## Work request
Every line that contains the word "Education" should be copied from the records below.

## Input for this task

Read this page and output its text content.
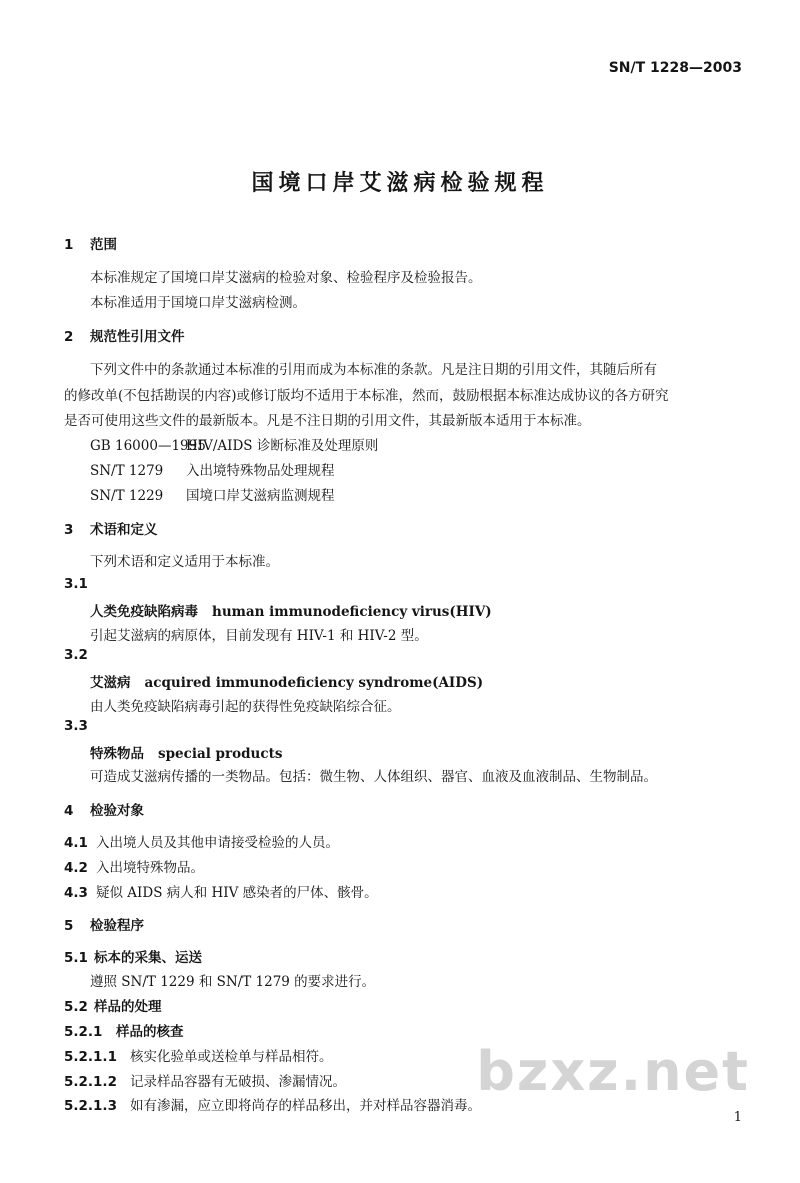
SN/T 1228—2003
国境口岸艾滋病检验规程
1 范围
本标准规定了国境口岸艾滋病的检验对象、检验程序及检验报告。
本标准适用于国境口岸艾滋病检测。
2 规范性引用文件
下列文件中的条款通过本标准的引用而成为本标准的条款。凡是注日期的引用文件，其随后所有
的修改单(不包括勘误的内容)或修订版均不适用于本标准，然而，鼓励根据本标准达成协议的各方研究
是否可使用这些文件的最新版本。凡是不注日期的引用文件，其最新版本适用于本标准。
GB 16000—1995HIV/AIDS 诊断标准及处理原则
SN/T 1279 入出境特殊物品处理规程
SN/T 1229 国境口岸艾滋病监测规程
3 术语和定义
下列术语和定义适用于本标准。
3.1
人类免疫缺陷病毒 human immunodeficiency virus(HIV)
引起艾滋病的病原体，目前发现有 HIV-1 和 HIV-2 型。
3.2
艾滋病 acquired immunodeficiency syndrome(AIDS)
由人类免疫缺陷病毒引起的获得性免疫缺陷综合征。
3.3
特殊物品 special products
可造成艾滋病传播的一类物品。包括：微生物、人体组织、器官、血液及血液制品、生物制品。
4 检验对象
4.1 入出境人员及其他申请接受检验的人员。
4.2 入出境特殊物品。
4.3 疑似 AIDS 病人和 HIV 感染者的尸体、骸骨。
5 检验程序
5.1 标本的采集、运送
遵照 SN/T 1229 和 SN/T 1279 的要求进行。
5.2 样品的处理
5.2.1 样品的核查
5.2.1.1 核实化验单或送检单与样品相符。
5.2.1.2 记录样品容器有无破损、渗漏情况。
5.2.1.3 如有渗漏，应立即将尚存的样品移出，并对样品容器消毒。
bzxz.net
1
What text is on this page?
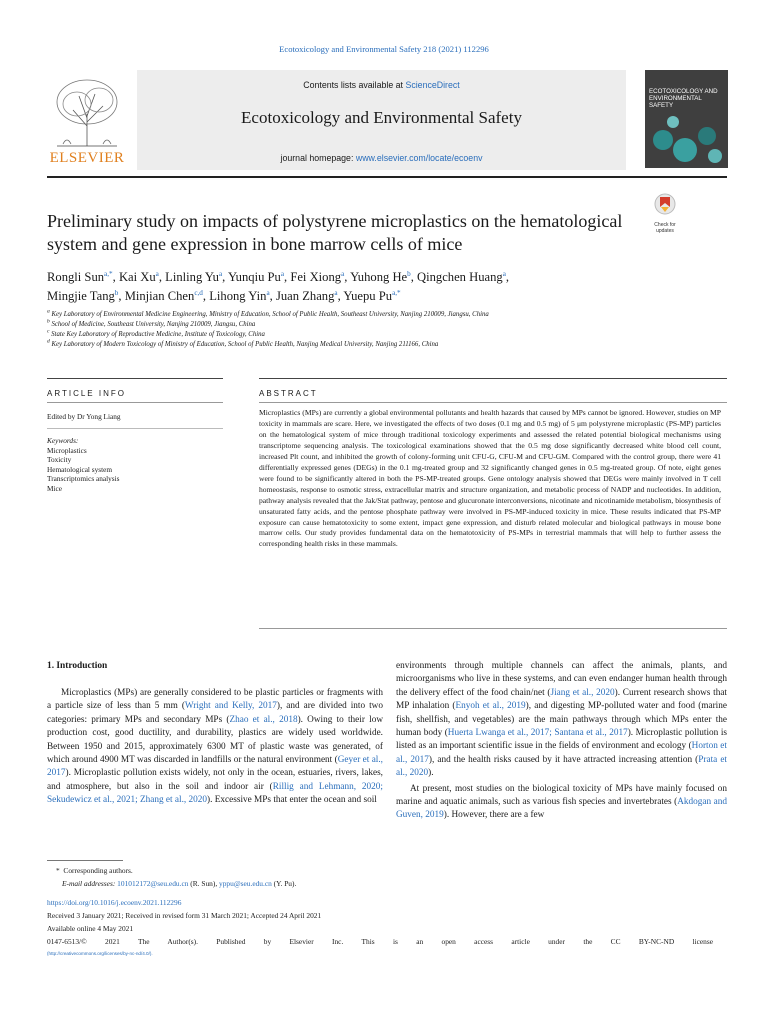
Ecotoxicology and Environmental Safety 218 (2021) 112296
Contents lists available at ScienceDirect
Ecotoxicology and Environmental Safety
journal homepage: www.elsevier.com/locate/ecoenv
ELSEVIER
ECOTOXICOLOGY AND ENVIRONMENTAL SAFETY
Check for updates
Preliminary study on impacts of polystyrene microplastics on the hematological system and gene expression in bone marrow cells of mice
Rongli Sun$^{a,*}$, Kai Xu$^a$, Linling Yu$^a$, Yunqiu Pu$^a$, Fei Xiong$^a$, Yuhong He$^b$, Qingchen Huang$^a$,
Mingjie Tang$^b$, Minjian Chen$^{c,d}$, Lihong Yin$^a$, Juan Zhang$^a$, Yuepu $Pu^{a,*}$
$^a$ Key Laboratory of Environmental Medicine Engineering, Ministry of Education, School of Public Health, Southeast University, Nanjing 210009, Jiangsu, China
$^b$ School of Medicine, Southeast University, Nanjing 210009, Jiangsu, China
$^c$ State Key Laboratory of Reproductive Medicine, Institute of Toxicology, China
$^d$ Key Laboratory of Modern Toxicology of Ministry of Education, School of Public Health, Nanjing Medical University, Nanjing 211166, China
ARTICLE INFO	ABSTRACT
Edited by Dr Yong Liang
Keywords:
Microplastics
Toxicity
Hematological system
Transcriptomics analysis
Mice
Microplastics (MPs) are currently a global environmental pollutants and health hazards that caused by MPs cannot be ignored. However, studies on MP toxicity in mammals are scare. Here, we investigated the effects of two doses (0.1 mg and 0.5 mg) of 5 μm polystyrene microplastic (PS-MP) particles on the hematological system of mice through traditional toxicology experiments and assessed the related potential biological mechanisms using transcriptome sequencing analysis. The toxicological examinations showed that the 0.5 mg dose significantly decreased white blood cell count, increased Plt count, and inhibited the growth of colony-forming unit CFU-G, CFU-M and CFU-GM. Compared with the control group, there were 41 differentially expressed genes (DEGs) in the 0.1 mg-treated group and 32 significantly changed genes in 0.5 mg-treated group. Of note, eight genes were found to be significantly altered in both the PS-MP-treated groups. Gene ontology analysis showed that DEGs were mainly involved in T cell homeostasis, response to osmotic stress, extracellular matrix and structure organization, and metabolic process of NADP and nucleotides. In addition, pathway analysis revealed that the Jak/Stat pathway, pentose and glucuronate interconversions, nicotinate and nicotinamide metabolism, biosynthesis of unsaturated fatty acids, and the pentose phosphate pathway were involved in PS-MP-induced toxicity in mice. These results indicated that PS-MP exposure can cause hematotoxicity to some extent, impact gene expression, and disturb related molecular and biological pathways in mouse bone marrow cells. Our study provides fundamental data on the hematotoxicity of PS-MPs in terrestrial mammals that will help to further assess the corresponding health risks in these mammals.
1. Introduction

Microplastics (MPs) are generally considered to be plastic particles or fragments with a particle size of less than 5 mm (Wright and Kelly, 2017), and are divided into two categories: primary MPs and secondary MPs (Zhao et al., 2018). Owing to their low production cost, good ductility, and durability, plastics are widely used worldwide. Between 1950 and 2015, approximately 6300 MT of plastic waste was generated, of which around 4900 MT was discarded in landfills or the natural environment (Geyer et al., 2017). Microplastic pollution exists widely, not only in the ocean, estuaries, rivers, lakes, and atmosphere, but also in the soil and indoor air (Rillig and Lehmann, 2020; Sekudewicz et al., 2021; Zhang et al., 2020). Excessive MPs that enter the ocean and soil

environments through multiple channels can affect the animals, plants, and microorganisms who live in these systems, and can even endanger human health through the delivery effect of the food chain/net (Jiang et al., 2020). Current research shows that MP inhalation (Enyoh et al., 2019), and digesting MP-polluted water and food (marine fish, shellfish, and vegetables) are the main pathways through which MPs enter the human body (Huerta Lwanga et al., 2017; Santana et al., 2017). Microplastic pollution is listed as an important scientific issue in the fields of environment and ecology (Horton et al., 2017), and the health risks caused by it have attracted increasing attention (Prata et al., 2020).

At present, most studies on the biological toxicity of MPs have mainly focused on marine and aquatic animals, such as various fish species and invertebrates (Akdogan and Guven, 2019). However, there are a few

*  Corresponding authors.
E-mail addresses: 101012172@seu.edu.cn (R. Sun), yppu@seu.edu.cn (Y. Pu).
https://doi.org/10.1016/j.ecoenv.2021.112296
Received 3 January 2021; Received in revised form 31 March 2021; Accepted 24 April 2021
Available online 4 May 2021
0147-6513/© 2021 The Author(s). Published by Elsevier Inc. This is an open access article under the CC BY-NC-ND license
(http://creativecommons.org/licenses/by-nc-nd/4.0/).
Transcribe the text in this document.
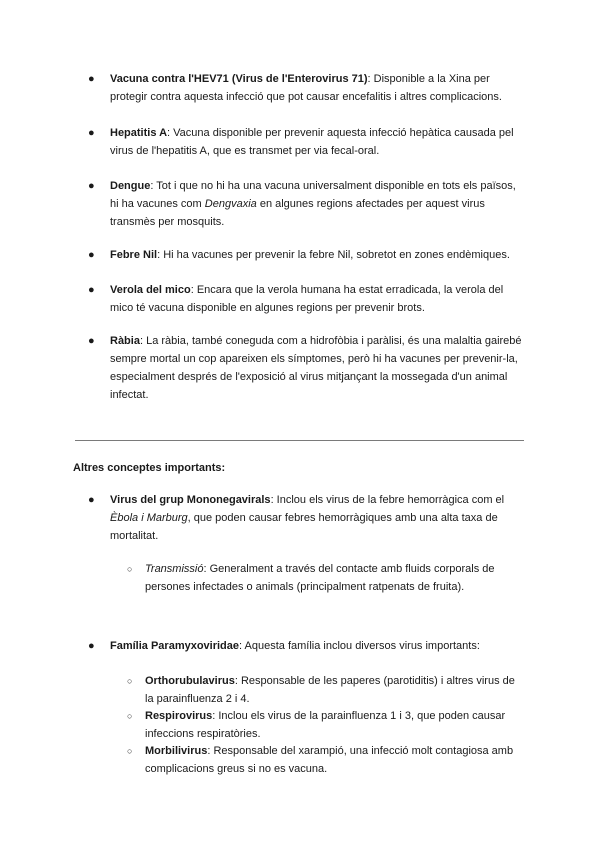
● Vacuna contra l'HEV71 (Virus de l'Enterovirus 71): Disponible a la Xina per protegir contra aquesta infecció que pot causar encefalitis i altres complicacions.
● Hepatitis A: Vacuna disponible per prevenir aquesta infecció hepàtica causada pel virus de l'hepatitis A, que es transmet per via fecal-oral.
● Dengue: Tot i que no hi ha una vacuna universalment disponible en tots els països, hi ha vacunes com Dengvaxia en algunes regions afectades per aquest virus transmès per mosquits.
● Febre Nil: Hi ha vacunes per prevenir la febre Nil, sobretot en zones endèmiques.
● Verola del mico: Encara que la verola humana ha estat erradicada, la verola del mico té vacuna disponible en algunes regions per prevenir brots.
● Ràbia: La ràbia, també coneguda com a hidrofòbia i paràlisi, és una malaltia gairebé sempre mortal un cop apareixen els símptomes, però hi ha vacunes per prevenir-la, especialment després de l'exposició al virus mitjançant la mossegada d'un animal infectat.
Altres conceptes importants:
● Virus del grup Mononegavirals: Inclou els virus de la febre hemorràgica com el Èbola i Marburg, que poden causar febres hemorràgiques amb una alta taxa de mortalitat.
○ Transmissió: Generalment a través del contacte amb fluids corporals de persones infectades o animals (principalment ratpenats de fruita).
● Família Paramyxoviridae: Aquesta família inclou diversos virus importants:
○ Orthorubulavirus: Responsable de les paperes (parotiditis) i altres virus de la parainfluenza 2 i 4.
○ Respirovirus: Inclou els virus de la parainfluenza 1 i 3, que poden causar infeccions respiratòries.
○ Morbilivirus: Responsable del xarampió, una infecció molt contagiosa amb complicacions greus si no es vacuna.
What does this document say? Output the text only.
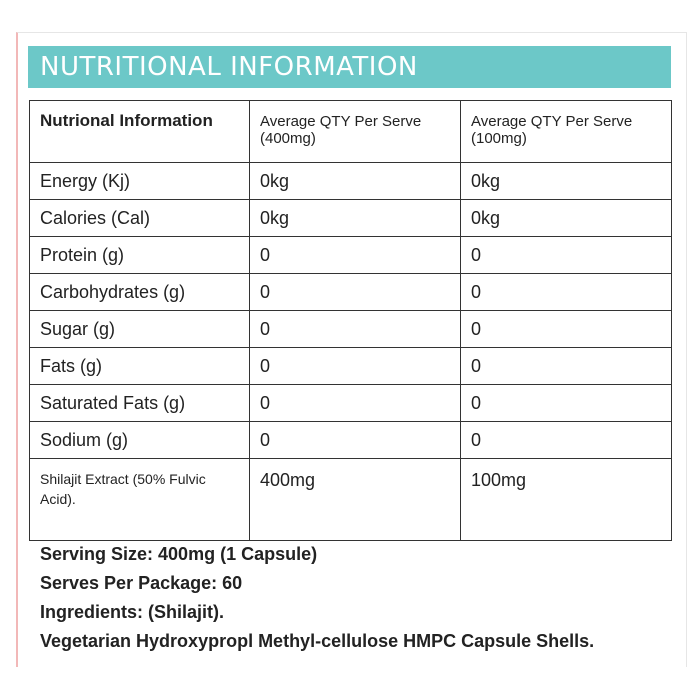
NUTRITIONAL INFORMATION
Nutrional Information	Average QTY Per Serve (400mg)	Average QTY Per Serve (100mg)
Energy (Kj)	0kg	0kg
Calories (Cal)	0kg	0kg
Protein (g)	0	0
Carbohydrates (g)	0	0
Sugar (g)	0	0
Fats (g)	0	0
Saturated Fats (g)	0	0
Sodium (g)	0	0
Shilajit Extract (50% Fulvic Acid).	400mg	100mg
Serving Size: 400mg (1 Capsule)
Serves Per Package: 60
Ingredients: (Shilajit).
Vegetarian Hydroxypropl Methyl-cellulose HMPC Capsule Shells.
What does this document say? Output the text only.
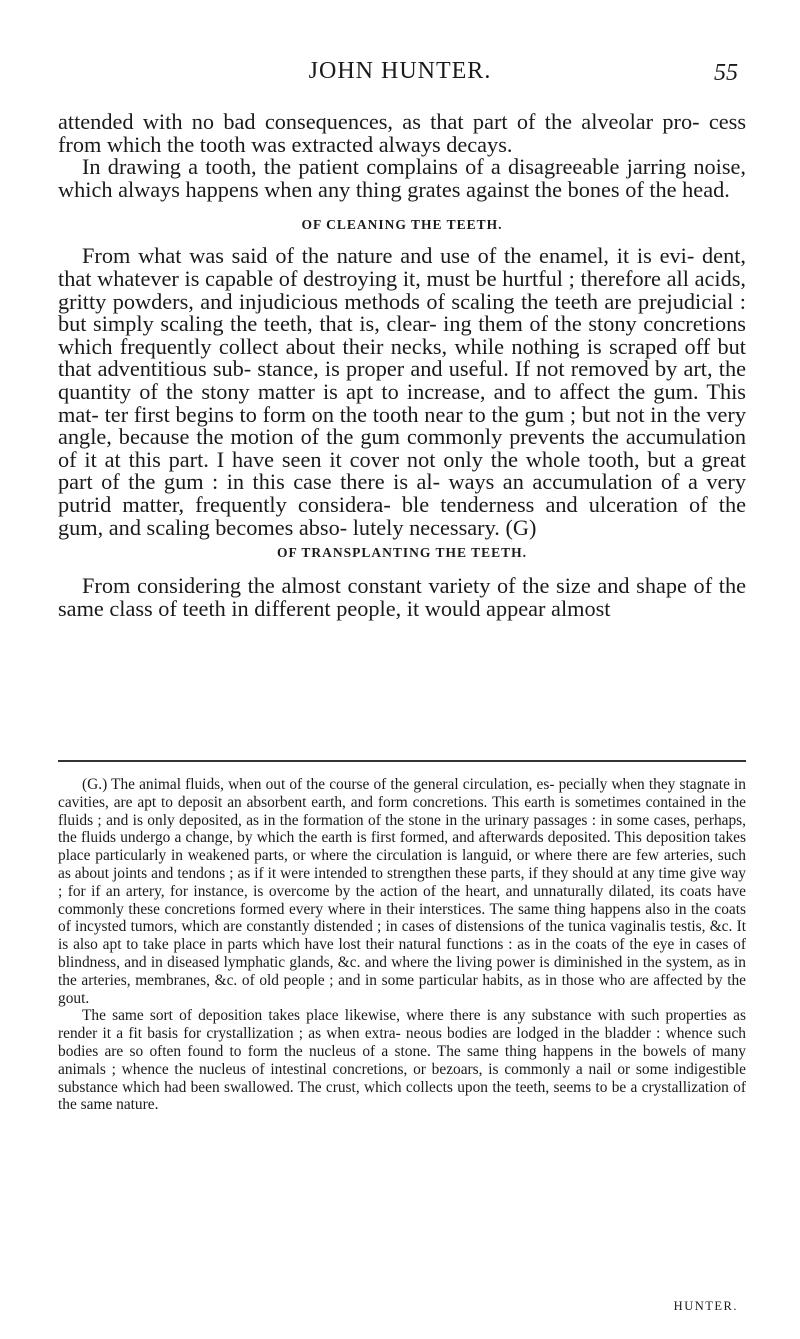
JOHN HUNTER.	55

attended with no bad consequences, as that part of the alveolar pro- cess from which the tooth was extracted always decays.

In drawing a tooth, the patient complains of a disagreeable jarring noise, which always happens when any thing grates against the bones of the head.

OF CLEANING THE TEETH.

From what was said of the nature and use of the enamel, it is evi- dent, that whatever is capable of destroying it, must be hurtful ; therefore all acids, gritty powders, and injudicious methods of scaling the teeth are prejudicial : but simply scaling the teeth, that is, clear- ing them of the stony concretions which frequently collect about their necks, while nothing is scraped off but that adventitious sub- stance, is proper and useful. If not removed by art, the quantity of the stony matter is apt to increase, and to affect the gum. This mat- ter first begins to form on the tooth near to the gum ; but not in the very angle, because the motion of the gum commonly prevents the accumulation of it at this part. I have seen it cover not only the whole tooth, but a great part of the gum : in this case there is al- ways an accumulation of a very putrid matter, frequently considera- ble tenderness and ulceration of the gum, and scaling becomes abso- lutely necessary. (G)

OF TRANSPLANTING THE TEETH.

From considering the almost constant variety of the size and shape of the same class of teeth in different people, it would appear almost

(G.) The animal fluids, when out of the course of the general circulation, es- pecially when they stagnate in cavities, are apt to deposit an absorbent earth, and form concretions. This earth is sometimes contained in the fluids ; and is only deposited, as in the formation of the stone in the urinary passages : in some cases, perhaps, the fluids undergo a change, by which the earth is first formed, and afterwards deposited. This deposition takes place particularly in weakened parts, or where the circulation is languid, or where there are few arteries, such as about joints and tendons ; as if it were intended to strengthen these parts, if they should at any time give way ; for if an artery, for instance, is overcome by the action of the heart, and unnaturally dilated, its coats have commonly these concretions formed every where in their interstices. The same thing happens also in the coats of incysted tumors, which are constantly distended ; in cases of distensions of the tunica vaginalis testis, &c. It is also apt to take place in parts which have lost their natural functions : as in the coats of the eye in cases of blindness, and in diseased lymphatic glands, &c. and where the living power is diminished in the system, as in the arteries, membranes, &c. of old people ; and in some particular habits, as in those who are affected by the gout.

The same sort of deposition takes place likewise, where there is any substance with such properties as render it a fit basis for crystallization ; as when extra- neous bodies are lodged in the bladder : whence such bodies are so often found to form the nucleus of a stone. The same thing happens in the bowels of many animals ; whence the nucleus of intestinal concretions, or bezoars, is commonly a nail or some indigestible substance which had been swallowed. The crust, which collects upon the teeth, seems to be a crystallization of the same nature.

HUNTER.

## Result of this exercise
$^a$ Key Laboratory of Environmental Medicine Engineering, Ministry of Education, School of Public Health, Southeast University, Nanjing 210009, Jiangsu, China
$^d$ Key Laboratory of Modern Toxicology of Ministry of Education, School of Public Health, Nanjing Medical University, Nanjing 211166, China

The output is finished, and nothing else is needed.